Extracted data entries
....

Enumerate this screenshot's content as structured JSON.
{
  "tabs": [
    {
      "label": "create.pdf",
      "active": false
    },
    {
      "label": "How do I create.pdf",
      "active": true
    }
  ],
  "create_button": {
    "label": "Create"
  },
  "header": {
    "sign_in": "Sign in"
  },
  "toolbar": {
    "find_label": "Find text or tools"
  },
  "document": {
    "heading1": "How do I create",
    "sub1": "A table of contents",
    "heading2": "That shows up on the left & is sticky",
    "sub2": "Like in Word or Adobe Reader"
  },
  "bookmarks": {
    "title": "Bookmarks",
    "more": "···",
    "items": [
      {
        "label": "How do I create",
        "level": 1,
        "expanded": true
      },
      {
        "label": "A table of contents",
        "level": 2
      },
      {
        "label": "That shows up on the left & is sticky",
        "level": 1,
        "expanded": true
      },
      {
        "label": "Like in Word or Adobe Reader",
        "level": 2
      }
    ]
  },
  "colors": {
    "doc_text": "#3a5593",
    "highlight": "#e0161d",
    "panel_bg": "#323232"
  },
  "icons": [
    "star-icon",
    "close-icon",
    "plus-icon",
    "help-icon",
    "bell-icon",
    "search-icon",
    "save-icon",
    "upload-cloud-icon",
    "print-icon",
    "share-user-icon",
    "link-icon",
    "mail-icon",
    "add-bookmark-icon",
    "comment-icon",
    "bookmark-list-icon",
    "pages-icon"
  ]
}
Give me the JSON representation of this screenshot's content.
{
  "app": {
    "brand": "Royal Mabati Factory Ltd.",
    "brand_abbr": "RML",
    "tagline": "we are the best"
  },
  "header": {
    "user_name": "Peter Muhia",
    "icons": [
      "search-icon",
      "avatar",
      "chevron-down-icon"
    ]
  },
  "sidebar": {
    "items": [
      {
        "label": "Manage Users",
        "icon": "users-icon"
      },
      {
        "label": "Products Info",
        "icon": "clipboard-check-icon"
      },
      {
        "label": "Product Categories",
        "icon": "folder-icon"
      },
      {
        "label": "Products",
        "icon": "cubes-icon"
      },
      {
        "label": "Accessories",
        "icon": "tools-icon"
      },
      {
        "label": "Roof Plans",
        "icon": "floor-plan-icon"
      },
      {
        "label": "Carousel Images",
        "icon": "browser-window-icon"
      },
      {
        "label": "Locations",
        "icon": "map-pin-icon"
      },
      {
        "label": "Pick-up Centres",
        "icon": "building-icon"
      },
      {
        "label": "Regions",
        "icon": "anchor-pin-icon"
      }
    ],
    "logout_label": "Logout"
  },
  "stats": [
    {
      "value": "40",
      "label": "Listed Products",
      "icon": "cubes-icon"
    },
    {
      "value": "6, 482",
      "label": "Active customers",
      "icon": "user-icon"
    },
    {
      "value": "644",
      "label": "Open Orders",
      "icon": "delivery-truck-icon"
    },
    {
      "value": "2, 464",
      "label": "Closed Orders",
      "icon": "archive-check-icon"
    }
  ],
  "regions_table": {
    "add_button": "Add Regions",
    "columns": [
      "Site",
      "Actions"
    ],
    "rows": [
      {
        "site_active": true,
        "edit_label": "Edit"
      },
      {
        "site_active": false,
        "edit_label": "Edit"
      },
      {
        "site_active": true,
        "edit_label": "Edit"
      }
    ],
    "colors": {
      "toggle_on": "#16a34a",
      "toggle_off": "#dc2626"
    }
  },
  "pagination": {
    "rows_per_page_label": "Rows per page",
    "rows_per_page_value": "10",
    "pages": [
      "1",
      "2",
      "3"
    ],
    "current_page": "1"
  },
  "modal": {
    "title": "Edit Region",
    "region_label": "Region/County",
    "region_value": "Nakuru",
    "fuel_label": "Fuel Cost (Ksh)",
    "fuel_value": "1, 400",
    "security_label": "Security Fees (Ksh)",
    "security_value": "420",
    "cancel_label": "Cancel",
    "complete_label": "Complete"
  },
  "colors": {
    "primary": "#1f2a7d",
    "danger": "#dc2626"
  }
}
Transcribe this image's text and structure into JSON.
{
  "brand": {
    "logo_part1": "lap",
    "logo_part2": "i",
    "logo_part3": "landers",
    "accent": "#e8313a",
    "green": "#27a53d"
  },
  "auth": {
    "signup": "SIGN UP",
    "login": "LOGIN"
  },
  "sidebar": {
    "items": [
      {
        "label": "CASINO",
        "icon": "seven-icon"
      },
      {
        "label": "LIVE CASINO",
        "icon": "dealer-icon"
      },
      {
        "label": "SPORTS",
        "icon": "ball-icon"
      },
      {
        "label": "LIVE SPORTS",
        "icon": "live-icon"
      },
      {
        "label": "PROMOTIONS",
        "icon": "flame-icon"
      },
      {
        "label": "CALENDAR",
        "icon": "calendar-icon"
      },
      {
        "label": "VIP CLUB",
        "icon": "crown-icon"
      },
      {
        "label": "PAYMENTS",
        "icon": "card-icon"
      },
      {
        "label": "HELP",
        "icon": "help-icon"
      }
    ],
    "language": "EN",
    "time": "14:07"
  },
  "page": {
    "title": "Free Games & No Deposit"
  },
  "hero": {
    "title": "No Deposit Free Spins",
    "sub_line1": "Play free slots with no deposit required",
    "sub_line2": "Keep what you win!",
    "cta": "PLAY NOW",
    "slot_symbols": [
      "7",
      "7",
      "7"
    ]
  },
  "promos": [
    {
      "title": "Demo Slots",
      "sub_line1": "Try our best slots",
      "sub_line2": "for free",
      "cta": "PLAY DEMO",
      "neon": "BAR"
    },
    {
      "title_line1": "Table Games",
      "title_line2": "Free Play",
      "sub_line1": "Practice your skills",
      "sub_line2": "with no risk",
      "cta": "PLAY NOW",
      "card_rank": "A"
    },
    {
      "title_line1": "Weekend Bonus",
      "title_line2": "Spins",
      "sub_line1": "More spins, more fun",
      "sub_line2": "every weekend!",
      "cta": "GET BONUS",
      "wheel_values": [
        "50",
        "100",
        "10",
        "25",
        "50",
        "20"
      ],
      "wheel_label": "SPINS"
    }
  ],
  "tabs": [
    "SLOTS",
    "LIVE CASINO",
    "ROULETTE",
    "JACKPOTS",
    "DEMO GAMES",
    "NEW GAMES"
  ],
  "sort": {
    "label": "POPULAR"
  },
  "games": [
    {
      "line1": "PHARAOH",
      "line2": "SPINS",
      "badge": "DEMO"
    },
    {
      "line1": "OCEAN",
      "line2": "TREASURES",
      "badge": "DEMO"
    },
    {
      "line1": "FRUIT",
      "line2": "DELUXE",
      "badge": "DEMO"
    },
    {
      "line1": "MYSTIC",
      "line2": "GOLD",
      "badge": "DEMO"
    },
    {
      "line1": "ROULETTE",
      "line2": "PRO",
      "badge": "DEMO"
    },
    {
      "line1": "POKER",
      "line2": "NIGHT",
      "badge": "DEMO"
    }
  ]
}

....

# Exercise aim:
Reproduce the material precisely, including every line.

# Complete response:
Enumerate this screenshot's content as structured JSON.
{
  "tabs": [
    {
      "label": "create.pdf",
      "active": false
    },
    {
      "label": "How do I create.pdf",
      "active": true
    }
  ],
  "create_button": {
    "label": "Create"
  },
  "header": {
    "sign_in": "Sign in"
  },
  "toolbar": {
    "find_label": "Find text or tools"
  },
  "document": {
    "heading1": "How do I create",
    "sub1": "A table of contents",
    "heading2": "That shows up on the left & is sticky",
    "sub2": "Like in Word or Adobe Reader"
  },
  "bookmarks": {
    "title": "Bookmarks",
    "more": "···",
    "items": [
      {
        "label": "How do I create",
        "level": 1,
        "expanded": true
      },
      {
        "label": "A table of contents",
        "level": 2
      },
      {
        "label": "That shows up on the left & is sticky",
        "level": 1,
        "expanded": true
      },
      {
        "label": "Like in Word or Adobe Reader",
        "level": 2
      }
    ]
  },
  "colors": {
    "doc_text": "#3a5593",
    "highlight": "#e0161d",
    "panel_bg": "#323232"
  },
  "icons": [
    "star-icon",
    "close-icon",
    "plus-icon",
    "help-icon",
    "bell-icon",
    "search-icon",
    "save-icon",
    "upload-cloud-icon",
    "print-icon",
    "share-user-icon",
    "link-icon",
    "mail-icon",
    "add-bookmark-icon",
    "comment-icon",
    "bookmark-list-icon",
    "pages-icon"
  ]
}
Give me the JSON representation of this screenshot's content.
{
  "app": {
    "brand": "Royal Mabati Factory Ltd.",
    "brand_abbr": "RML",
    "tagline": "we are the best"
  },
  "header": {
    "user_name": "Peter Muhia",
    "icons": [
      "search-icon",
      "avatar",
      "chevron-down-icon"
    ]
  },
  "sidebar": {
    "items": [
      {
        "label": "Manage Users",
        "icon": "users-icon"
      },
      {
        "label": "Products Info",
        "icon": "clipboard-check-icon"
      },
      {
        "label": "Product Categories",
        "icon": "folder-icon"
      },
      {
        "label": "Products",
        "icon": "cubes-icon"
      },
      {
        "label": "Accessories",
        "icon": "tools-icon"
      },
      {
        "label": "Roof Plans",
        "icon": "floor-plan-icon"
      },
      {
        "label": "Carousel Images",
        "icon": "browser-window-icon"
      },
      {
        "label": "Locations",
        "icon": "map-pin-icon"
      },
      {
        "label": "Pick-up Centres",
        "icon": "building-icon"
      },
      {
        "label": "Regions",
        "icon": "anchor-pin-icon"
      }
    ],
    "logout_label": "Logout"
  },
  "stats": [
    {
      "value": "40",
      "label": "Listed Products",
      "icon": "cubes-icon"
    },
    {
      "value": "6, 482",
      "label": "Active customers",
      "icon": "user-icon"
    },
    {
      "value": "644",
      "label": "Open Orders",
      "icon": "delivery-truck-icon"
    },
    {
      "value": "2, 464",
      "label": "Closed Orders",
      "icon": "archive-check-icon"
    }
  ],
  "regions_table": {
    "add_button": "Add Regions",
    "columns": [
      "Site",
      "Actions"
    ],
    "rows": [
      {
        "site_active": true,
        "edit_label": "Edit"
      },
      {
        "site_active": false,
        "edit_label": "Edit"
      },
      {
        "site_active": true,
        "edit_label": "Edit"
      }
    ],
    "colors": {
      "toggle_on": "#16a34a",
      "toggle_off": "#dc2626"
    }
  },
  "pagination": {
    "rows_per_page_label": "Rows per page",
    "rows_per_page_value": "10",
    "pages": [
      "1",
      "2",
      "3"
    ],
    "current_page": "1"
  },
  "modal": {
    "title": "Edit Region",
    "region_label": "Region/County",
    "region_value": "Nakuru",
    "fuel_label": "Fuel Cost (Ksh)",
    "fuel_value": "1, 400",
    "security_label": "Security Fees (Ksh)",
    "security_value": "420",
    "cancel_label": "Cancel",
    "complete_label": "Complete"
  },
  "colors": {
    "primary": "#1f2a7d",
    "danger": "#dc2626"
  }
}
Transcribe this image's text and structure into JSON.
{
  "brand": {
    "logo_part1": "lap",
    "logo_part2": "i",
    "logo_part3": "landers",
    "accent": "#e8313a",
    "green": "#27a53d"
  },
  "auth": {
    "signup": "SIGN UP",
    "login": "LOGIN"
  },
  "sidebar": {
    "items": [
      {
        "label": "CASINO",
        "icon": "seven-icon"
      },
      {
        "label": "LIVE CASINO",
        "icon": "dealer-icon"
      },
      {
        "label": "SPORTS",
        "icon": "ball-icon"
      },
      {
        "label": "LIVE SPORTS",
        "icon": "live-icon"
      },
      {
        "label": "PROMOTIONS",
        "icon": "flame-icon"
      },
      {
        "label": "CALENDAR",
        "icon": "calendar-icon"
      },
      {
        "label": "VIP CLUB",
        "icon": "crown-icon"
      },
      {
        "label": "PAYMENTS",
        "icon": "card-icon"
      },
      {
        "label": "HELP",
        "icon": "help-icon"
      }
    ],
    "language": "EN",
    "time": "14:07"
  },
  "page": {
    "title": "Free Games & No Deposit"
  },
  "hero": {
    "title": "No Deposit Free Spins",
    "sub_line1": "Play free slots with no deposit required",
    "sub_line2": "Keep what you win!",
    "cta": "PLAY NOW",
    "slot_symbols": [
      "7",
      "7",
      "7"
    ]
  },
  "promos": [
    {
      "title": "Demo Slots",
      "sub_line1": "Try our best slots",
      "sub_line2": "for free",
      "cta": "PLAY DEMO",
      "neon": "BAR"
    },
    {
      "title_line1": "Table Games",
      "title_line2": "Free Play",
      "sub_line1": "Practice your skills",
      "sub_line2": "with no risk",
      "cta": "PLAY NOW",
      "card_rank": "A"
    },
    {
      "title_line1": "Weekend Bonus",
      "title_line2": "Spins",
      "sub_line1": "More spins, more fun",
      "sub_line2": "every weekend!",
      "cta": "GET BONUS",
      "wheel_values": [
        "50",
        "100",
        "10",
        "25",
        "50",
        "20"
      ],
      "wheel_label": "SPINS"
    }
  ],
  "tabs": [
    "SLOTS",
    "LIVE CASINO",
    "ROULETTE",
    "JACKPOTS",
    "DEMO GAMES",
    "NEW GAMES"
  ],
  "sort": {
    "label": "POPULAR"
  },
  "games": [
    {
      "line1": "PHARAOH",
      "line2": "SPINS",
      "badge": "DEMO"
    },
    {
      "line1": "OCEAN",
      "line2": "TREASURES",
      "badge": "DEMO"
    },
    {
      "line1": "FRUIT",
      "line2": "DELUXE",
      "badge": "DEMO"
    },
    {
      "line1": "MYSTIC",
      "line2": "GOLD",
      "badge": "DEMO"
    },
    {
      "line1": "ROULETTE",
      "line2": "PRO",
      "badge": "DEMO"
    },
    {
      "line1": "POKER",
      "line2": "NIGHT",
      "badge": "DEMO"
    }
  ]
}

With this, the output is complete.